### Job:
Gather from the listing below each line that includes the word "Daily", and copy it.

### Recorded data:
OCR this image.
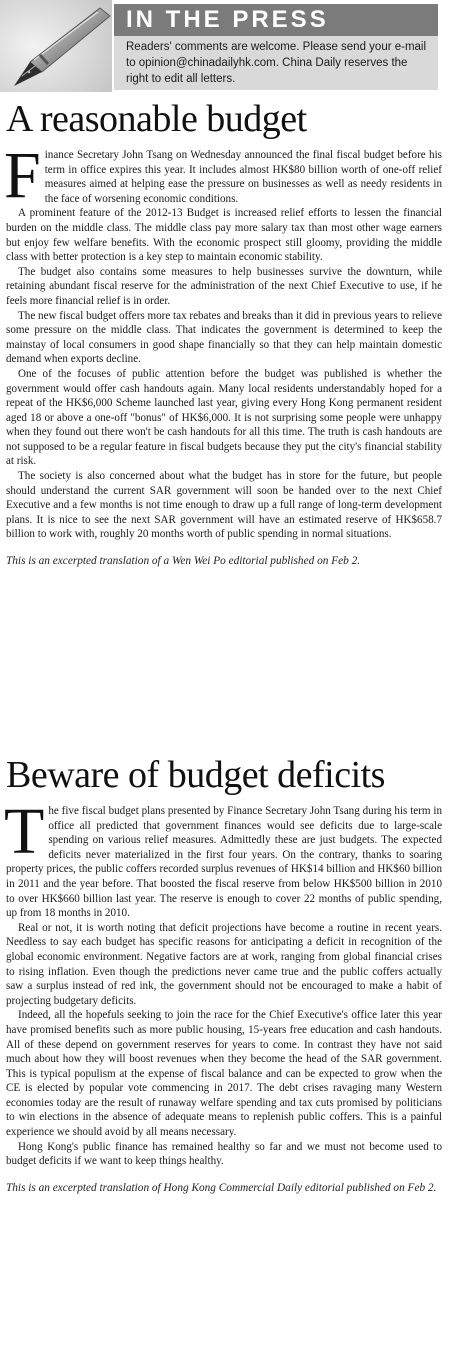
IN THE PRESS
Readers' comments are welcome. Please send your e-mail to opinion@chinadailyhk.com. China Daily reserves the right to edit all letters.
A reasonable budget

Finance Secretary John Tsang on Wednesday announced the final fiscal budget before his term in office expires this year. It includes almost HK$80 billion worth of one-off relief measures aimed at helping ease the pressure on businesses as well as needy residents in the face of worsening economic conditions.

A prominent feature of the 2012-13 Budget is increased relief efforts to lessen the financial burden on the middle class. The middle class pay more salary tax than most other wage earners but enjoy few welfare benefits. With the economic prospect still gloomy, providing the middle class with better protection is a key step to maintain economic stability.

The budget also contains some measures to help businesses survive the downturn, while retaining abundant fiscal reserve for the administration of the next Chief Executive to use, if he feels more financial relief is in order.

The new fiscal budget offers more tax rebates and breaks than it did in previous years to relieve some pressure on the middle class. That indicates the government is determined to keep the mainstay of local consumers in good shape financially so that they can help maintain domestic demand when exports decline.

One of the focuses of public attention before the budget was published is whether the government would offer cash handouts again. Many local residents understandably hoped for a repeat of the HK$6,000 Scheme launched last year, giving every Hong Kong permanent resident aged 18 or above a one-off "bonus" of HK$6,000. It is not surprising some people were unhappy when they found out there won't be cash handouts for all this time. The truth is cash handouts are not supposed to be a regular feature in fiscal budgets because they put the city's financial stability at risk.

The society is also concerned about what the budget has in store for the future, but people should understand the current SAR government will soon be handed over to the next Chief Executive and a few months is not time enough to draw up a full range of long-term development plans. It is nice to see the next SAR government will have an estimated reserve of HK$658.7 billion to work with, roughly 20 months worth of public spending in normal situations.

This is an excerpted translation of a Wen Wei Po editorial published on Feb 2.
Beware of budget deficits

The five fiscal budget plans presented by Finance Secretary John Tsang during his term in office all predicted that government finances would see deficits due to large-scale spending on various relief measures. Admittedly these are just budgets. The expected deficits never materialized in the first four years. On the contrary, thanks to soaring property prices, the public coffers recorded surplus revenues of HK$14 billion and HK$60 billion in 2011 and the year before. That boosted the fiscal reserve from below HK$500 billion in 2010 to over HK$660 billion last year. The reserve is enough to cover 22 months of public spending, up from 18 months in 2010.

Real or not, it is worth noting that deficit projections have become a routine in recent years. Needless to say each budget has specific reasons for anticipating a deficit in recognition of the global economic environment. Negative factors are at work, ranging from global financial crises to rising inflation. Even though the predictions never came true and the public coffers actually saw a surplus instead of red ink, the government should not be encouraged to make a habit of projecting budgetary deficits.

Indeed, all the hopefuls seeking to join the race for the Chief Executive's office later this year have promised benefits such as more public housing, 15-years free education and cash handouts. All of these depend on government reserves for years to come. In contrast they have not said much about how they will boost revenues when they become the head of the SAR government. This is typical populism at the expense of fiscal balance and can be expected to grow when the CE is elected by popular vote commencing in 2017. The debt crises ravaging many Western economies today are the result of runaway welfare spending and tax cuts promised by politicians to win elections in the absence of adequate means to replenish public coffers. This is a painful experience we should avoid by all means necessary.

Hong Kong's public finance has remained healthy so far and we must not become used to budget deficits if we want to keep things healthy.

This is an excerpted translation of Hong Kong Commercial Daily editorial published on Feb 2.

### Result below:
Readers' comments are welcome. Please send your e-mail to opinion@chinadailyhk.com. China Daily reserves the right to edit all letters.
This is an excerpted translation of Hong Kong Commercial Daily editorial published on Feb 2.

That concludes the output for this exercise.